# [WORK INSTRUCTIONS]
Please determine how many lines of the material include the word "value", and respond with nothing but that number.

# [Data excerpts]
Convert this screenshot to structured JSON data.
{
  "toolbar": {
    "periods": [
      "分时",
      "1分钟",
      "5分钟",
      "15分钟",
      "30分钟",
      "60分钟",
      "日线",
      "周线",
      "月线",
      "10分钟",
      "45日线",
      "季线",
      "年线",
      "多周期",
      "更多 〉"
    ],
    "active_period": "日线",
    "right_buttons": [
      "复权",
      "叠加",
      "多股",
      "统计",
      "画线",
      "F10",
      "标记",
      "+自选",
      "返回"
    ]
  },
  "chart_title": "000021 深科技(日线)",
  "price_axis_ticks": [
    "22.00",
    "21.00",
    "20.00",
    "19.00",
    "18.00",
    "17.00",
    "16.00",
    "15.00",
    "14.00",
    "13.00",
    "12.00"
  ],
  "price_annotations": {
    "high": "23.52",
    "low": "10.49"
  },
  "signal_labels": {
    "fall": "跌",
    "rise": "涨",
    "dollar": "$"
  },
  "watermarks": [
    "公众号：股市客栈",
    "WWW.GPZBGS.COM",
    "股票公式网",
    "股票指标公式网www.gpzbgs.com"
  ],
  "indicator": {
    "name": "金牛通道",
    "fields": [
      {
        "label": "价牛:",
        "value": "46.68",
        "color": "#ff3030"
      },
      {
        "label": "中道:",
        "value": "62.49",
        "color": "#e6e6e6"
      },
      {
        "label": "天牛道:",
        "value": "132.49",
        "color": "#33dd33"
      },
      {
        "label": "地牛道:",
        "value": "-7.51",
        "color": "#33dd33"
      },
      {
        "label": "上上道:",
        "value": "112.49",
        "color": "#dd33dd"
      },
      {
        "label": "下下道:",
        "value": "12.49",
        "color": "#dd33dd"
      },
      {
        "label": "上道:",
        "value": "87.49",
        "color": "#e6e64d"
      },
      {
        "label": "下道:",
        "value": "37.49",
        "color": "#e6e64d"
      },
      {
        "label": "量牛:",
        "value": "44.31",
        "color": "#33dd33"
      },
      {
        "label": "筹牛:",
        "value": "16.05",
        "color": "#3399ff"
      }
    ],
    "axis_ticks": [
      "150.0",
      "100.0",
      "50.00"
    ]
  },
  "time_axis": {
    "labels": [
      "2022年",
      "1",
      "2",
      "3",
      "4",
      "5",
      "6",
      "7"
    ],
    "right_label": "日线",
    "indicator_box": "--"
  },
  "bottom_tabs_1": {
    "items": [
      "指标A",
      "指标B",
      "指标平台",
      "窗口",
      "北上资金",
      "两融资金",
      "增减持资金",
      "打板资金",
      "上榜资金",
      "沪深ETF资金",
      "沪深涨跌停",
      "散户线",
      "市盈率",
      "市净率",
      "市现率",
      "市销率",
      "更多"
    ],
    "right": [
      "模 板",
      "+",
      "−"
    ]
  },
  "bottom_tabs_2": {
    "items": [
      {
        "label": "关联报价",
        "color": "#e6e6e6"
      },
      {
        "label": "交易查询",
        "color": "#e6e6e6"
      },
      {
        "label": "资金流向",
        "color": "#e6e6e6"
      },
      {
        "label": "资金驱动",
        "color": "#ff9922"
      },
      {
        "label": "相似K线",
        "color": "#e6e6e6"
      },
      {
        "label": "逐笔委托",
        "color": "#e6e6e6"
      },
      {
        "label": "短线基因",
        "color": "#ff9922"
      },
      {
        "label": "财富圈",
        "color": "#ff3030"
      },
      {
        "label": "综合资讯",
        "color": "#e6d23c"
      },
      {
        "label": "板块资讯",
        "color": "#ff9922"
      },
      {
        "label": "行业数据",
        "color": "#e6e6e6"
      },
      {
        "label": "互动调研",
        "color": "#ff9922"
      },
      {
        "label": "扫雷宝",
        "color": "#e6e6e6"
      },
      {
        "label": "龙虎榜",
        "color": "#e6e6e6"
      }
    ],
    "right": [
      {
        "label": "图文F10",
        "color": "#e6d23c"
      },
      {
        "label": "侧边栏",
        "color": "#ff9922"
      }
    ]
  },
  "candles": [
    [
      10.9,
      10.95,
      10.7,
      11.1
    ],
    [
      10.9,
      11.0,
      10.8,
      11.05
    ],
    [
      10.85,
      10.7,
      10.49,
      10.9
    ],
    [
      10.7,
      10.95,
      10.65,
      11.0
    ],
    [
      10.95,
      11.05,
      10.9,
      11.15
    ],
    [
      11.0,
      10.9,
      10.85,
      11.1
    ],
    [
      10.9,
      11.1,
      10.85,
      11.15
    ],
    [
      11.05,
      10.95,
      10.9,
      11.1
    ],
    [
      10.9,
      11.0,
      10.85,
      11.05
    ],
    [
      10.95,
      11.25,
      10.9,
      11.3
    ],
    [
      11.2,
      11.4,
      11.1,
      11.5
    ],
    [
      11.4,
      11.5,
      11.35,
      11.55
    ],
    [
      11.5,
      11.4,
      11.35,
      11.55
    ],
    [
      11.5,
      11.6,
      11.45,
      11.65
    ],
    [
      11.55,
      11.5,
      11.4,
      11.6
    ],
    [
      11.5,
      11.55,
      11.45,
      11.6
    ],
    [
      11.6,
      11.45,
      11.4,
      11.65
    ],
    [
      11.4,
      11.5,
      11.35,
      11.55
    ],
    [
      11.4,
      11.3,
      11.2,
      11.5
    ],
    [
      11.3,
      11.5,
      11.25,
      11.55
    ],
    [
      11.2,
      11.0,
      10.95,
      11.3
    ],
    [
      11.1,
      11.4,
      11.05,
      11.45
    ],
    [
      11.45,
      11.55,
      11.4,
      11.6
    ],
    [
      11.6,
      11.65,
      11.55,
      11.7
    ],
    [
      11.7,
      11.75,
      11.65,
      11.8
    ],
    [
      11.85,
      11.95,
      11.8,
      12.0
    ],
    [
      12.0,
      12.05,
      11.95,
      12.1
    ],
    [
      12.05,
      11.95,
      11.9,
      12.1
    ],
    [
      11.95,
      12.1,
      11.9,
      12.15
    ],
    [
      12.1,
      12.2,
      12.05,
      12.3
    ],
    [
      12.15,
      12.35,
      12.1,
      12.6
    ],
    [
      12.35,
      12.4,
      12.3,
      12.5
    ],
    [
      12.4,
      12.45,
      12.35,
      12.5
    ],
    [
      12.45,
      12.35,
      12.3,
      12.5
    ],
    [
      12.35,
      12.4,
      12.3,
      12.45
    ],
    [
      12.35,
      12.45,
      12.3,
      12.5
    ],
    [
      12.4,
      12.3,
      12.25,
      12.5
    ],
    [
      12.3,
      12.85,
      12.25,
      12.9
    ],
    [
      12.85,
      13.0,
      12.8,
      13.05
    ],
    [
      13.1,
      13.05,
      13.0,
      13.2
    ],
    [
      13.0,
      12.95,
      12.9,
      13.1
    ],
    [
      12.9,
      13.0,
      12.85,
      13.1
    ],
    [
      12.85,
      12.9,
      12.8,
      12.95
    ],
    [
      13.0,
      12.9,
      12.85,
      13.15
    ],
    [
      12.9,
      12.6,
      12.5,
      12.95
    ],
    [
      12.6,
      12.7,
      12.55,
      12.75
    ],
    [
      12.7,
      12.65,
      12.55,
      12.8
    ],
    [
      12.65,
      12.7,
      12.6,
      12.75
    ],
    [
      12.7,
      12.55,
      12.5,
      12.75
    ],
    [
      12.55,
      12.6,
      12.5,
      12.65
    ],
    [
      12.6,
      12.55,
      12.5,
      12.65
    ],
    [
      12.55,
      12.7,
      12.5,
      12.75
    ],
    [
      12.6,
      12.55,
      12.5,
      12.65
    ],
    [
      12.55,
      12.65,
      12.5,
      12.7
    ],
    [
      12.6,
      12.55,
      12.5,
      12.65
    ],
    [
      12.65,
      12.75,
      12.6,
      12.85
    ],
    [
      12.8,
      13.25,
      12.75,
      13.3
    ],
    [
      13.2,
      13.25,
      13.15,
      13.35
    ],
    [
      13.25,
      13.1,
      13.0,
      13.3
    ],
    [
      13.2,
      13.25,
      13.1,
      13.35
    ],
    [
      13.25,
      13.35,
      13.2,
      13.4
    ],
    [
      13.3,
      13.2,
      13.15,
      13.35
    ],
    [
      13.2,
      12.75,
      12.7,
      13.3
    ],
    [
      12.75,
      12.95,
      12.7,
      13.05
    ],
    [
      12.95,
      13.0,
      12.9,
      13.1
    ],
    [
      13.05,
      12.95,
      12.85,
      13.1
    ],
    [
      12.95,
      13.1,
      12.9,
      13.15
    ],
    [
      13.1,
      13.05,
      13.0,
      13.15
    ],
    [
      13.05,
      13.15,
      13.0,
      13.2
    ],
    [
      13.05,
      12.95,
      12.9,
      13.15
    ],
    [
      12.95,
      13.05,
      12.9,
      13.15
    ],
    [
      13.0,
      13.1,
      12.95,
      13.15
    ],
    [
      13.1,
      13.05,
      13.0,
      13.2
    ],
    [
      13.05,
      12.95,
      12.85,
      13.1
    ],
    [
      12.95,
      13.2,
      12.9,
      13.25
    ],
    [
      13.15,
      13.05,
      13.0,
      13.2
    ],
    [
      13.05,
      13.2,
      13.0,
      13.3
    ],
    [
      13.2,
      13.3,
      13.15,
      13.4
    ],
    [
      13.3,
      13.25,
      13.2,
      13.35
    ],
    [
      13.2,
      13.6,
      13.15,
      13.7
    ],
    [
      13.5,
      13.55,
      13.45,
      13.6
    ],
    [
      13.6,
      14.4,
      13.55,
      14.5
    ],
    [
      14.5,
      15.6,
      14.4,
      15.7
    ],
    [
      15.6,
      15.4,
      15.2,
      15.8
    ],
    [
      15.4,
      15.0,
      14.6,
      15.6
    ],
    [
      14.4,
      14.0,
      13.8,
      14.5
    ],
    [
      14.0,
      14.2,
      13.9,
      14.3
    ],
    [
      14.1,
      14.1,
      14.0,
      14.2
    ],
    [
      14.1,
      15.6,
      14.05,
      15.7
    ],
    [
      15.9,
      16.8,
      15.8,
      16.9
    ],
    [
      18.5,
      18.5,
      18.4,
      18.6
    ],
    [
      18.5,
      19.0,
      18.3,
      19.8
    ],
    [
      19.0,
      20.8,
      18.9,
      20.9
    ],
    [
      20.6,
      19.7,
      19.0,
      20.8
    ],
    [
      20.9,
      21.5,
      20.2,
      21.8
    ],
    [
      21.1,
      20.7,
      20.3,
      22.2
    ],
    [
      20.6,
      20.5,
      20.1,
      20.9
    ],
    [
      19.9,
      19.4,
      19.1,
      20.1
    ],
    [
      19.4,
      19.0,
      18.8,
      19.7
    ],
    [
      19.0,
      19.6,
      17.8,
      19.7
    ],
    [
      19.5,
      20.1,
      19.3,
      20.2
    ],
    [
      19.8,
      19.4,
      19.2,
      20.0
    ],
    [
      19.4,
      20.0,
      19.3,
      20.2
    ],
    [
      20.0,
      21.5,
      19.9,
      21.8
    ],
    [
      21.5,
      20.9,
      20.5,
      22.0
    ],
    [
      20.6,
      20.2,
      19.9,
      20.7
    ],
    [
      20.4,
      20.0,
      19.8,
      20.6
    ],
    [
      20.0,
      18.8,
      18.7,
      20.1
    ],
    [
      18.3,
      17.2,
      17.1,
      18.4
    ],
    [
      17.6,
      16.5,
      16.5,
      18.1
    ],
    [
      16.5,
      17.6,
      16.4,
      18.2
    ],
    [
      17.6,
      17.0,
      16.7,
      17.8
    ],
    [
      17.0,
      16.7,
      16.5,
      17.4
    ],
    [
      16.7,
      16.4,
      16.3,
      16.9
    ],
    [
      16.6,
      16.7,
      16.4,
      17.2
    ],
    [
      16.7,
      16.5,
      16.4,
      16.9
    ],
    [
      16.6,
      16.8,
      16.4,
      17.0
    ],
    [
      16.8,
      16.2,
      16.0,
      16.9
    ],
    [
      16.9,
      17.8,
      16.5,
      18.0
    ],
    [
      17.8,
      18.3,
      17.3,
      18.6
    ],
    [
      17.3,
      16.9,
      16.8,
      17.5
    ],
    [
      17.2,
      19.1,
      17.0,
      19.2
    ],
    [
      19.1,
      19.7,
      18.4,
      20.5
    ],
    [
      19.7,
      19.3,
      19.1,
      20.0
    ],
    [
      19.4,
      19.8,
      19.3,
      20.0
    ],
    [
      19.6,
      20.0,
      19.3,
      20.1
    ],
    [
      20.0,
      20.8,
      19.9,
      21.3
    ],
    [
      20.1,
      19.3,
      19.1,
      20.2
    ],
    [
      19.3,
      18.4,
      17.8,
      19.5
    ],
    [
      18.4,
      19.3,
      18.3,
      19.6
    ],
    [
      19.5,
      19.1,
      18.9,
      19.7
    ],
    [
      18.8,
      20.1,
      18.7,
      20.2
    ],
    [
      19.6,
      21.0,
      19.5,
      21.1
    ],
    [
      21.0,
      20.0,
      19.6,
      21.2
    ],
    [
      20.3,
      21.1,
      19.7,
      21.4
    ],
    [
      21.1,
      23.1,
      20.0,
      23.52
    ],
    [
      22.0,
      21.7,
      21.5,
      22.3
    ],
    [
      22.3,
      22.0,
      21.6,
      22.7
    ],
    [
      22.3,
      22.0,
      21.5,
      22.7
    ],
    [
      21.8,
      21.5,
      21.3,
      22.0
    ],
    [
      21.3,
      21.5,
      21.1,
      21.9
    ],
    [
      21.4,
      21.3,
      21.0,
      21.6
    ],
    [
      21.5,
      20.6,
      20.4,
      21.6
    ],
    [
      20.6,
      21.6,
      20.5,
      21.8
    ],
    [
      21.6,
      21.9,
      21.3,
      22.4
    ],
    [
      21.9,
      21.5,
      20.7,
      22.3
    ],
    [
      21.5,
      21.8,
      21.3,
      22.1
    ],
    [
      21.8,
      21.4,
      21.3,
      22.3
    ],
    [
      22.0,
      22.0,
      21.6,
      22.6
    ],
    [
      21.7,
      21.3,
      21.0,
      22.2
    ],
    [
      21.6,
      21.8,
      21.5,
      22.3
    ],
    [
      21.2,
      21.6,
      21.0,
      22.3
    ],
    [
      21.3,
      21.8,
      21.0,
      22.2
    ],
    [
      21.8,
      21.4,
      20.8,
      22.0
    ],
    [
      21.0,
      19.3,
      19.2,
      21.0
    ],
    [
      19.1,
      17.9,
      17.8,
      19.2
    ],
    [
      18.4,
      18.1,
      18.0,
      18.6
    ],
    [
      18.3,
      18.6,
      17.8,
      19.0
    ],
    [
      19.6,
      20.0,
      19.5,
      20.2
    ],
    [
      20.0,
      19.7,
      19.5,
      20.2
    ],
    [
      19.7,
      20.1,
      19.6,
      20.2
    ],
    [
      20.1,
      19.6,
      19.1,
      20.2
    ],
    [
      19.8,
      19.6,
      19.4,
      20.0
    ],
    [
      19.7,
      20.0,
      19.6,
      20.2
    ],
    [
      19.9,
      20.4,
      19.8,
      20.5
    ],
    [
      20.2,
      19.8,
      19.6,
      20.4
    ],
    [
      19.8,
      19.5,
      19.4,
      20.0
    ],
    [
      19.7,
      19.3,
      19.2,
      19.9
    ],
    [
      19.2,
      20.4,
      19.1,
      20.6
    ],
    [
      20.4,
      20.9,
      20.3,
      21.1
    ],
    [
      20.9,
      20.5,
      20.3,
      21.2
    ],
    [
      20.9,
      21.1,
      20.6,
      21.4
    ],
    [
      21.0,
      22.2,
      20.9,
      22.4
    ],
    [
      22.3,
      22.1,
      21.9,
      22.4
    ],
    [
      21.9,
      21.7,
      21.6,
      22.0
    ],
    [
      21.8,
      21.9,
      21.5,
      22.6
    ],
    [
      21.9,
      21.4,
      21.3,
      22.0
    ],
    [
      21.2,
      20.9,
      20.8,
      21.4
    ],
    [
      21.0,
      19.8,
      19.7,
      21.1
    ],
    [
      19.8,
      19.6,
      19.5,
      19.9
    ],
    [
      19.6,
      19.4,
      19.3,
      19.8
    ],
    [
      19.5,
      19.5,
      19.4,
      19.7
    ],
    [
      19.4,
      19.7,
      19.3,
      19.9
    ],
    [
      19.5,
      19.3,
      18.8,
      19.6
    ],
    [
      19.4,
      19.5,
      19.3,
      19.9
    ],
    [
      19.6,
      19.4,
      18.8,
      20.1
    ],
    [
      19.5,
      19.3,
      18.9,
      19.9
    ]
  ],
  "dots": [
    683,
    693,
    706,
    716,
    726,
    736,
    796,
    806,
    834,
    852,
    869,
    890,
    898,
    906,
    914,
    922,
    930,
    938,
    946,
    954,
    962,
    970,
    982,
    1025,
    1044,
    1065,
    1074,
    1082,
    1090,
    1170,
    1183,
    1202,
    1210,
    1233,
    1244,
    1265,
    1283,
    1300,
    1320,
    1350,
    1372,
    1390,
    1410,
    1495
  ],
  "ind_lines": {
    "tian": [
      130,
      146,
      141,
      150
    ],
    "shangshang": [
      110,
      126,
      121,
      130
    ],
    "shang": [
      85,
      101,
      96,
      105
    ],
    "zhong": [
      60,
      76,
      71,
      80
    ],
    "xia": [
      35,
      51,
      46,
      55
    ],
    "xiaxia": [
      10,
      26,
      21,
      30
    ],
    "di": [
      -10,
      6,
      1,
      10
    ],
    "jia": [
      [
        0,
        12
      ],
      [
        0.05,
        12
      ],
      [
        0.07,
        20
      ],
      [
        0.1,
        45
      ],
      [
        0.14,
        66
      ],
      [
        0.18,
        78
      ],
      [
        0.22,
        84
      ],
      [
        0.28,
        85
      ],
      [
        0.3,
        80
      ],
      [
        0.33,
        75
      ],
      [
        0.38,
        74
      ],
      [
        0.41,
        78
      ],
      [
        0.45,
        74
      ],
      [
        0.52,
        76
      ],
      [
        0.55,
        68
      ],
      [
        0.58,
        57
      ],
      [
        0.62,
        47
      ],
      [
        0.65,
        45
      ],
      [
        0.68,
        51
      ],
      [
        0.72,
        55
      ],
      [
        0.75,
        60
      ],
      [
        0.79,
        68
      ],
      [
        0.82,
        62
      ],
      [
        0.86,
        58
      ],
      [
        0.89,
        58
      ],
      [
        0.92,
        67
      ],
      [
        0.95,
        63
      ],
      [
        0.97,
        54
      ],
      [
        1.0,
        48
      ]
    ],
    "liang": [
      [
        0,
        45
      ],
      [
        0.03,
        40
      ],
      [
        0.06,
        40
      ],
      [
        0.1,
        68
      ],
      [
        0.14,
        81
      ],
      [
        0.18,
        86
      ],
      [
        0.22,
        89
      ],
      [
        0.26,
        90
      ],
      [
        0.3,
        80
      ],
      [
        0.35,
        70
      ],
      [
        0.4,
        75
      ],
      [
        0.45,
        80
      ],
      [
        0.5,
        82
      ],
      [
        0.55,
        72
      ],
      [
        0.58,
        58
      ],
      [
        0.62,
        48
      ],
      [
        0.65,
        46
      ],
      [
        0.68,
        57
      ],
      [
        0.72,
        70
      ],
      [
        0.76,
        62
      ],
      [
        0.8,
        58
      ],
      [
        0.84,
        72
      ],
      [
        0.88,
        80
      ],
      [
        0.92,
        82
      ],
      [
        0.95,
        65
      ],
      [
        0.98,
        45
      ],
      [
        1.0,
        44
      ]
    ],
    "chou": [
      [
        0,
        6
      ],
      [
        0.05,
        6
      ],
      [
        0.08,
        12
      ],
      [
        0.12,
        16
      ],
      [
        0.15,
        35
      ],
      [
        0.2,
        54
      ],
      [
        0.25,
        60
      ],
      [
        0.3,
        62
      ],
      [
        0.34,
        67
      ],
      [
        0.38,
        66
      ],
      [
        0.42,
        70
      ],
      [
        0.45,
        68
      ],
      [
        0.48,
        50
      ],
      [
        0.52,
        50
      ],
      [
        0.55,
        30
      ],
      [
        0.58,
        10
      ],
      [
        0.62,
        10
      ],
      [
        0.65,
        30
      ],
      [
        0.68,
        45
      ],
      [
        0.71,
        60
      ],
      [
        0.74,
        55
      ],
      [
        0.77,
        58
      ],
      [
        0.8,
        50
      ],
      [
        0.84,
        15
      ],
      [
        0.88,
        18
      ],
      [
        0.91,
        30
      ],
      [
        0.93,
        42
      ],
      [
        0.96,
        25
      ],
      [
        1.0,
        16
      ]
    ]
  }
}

# [TASK OUTPUT]
10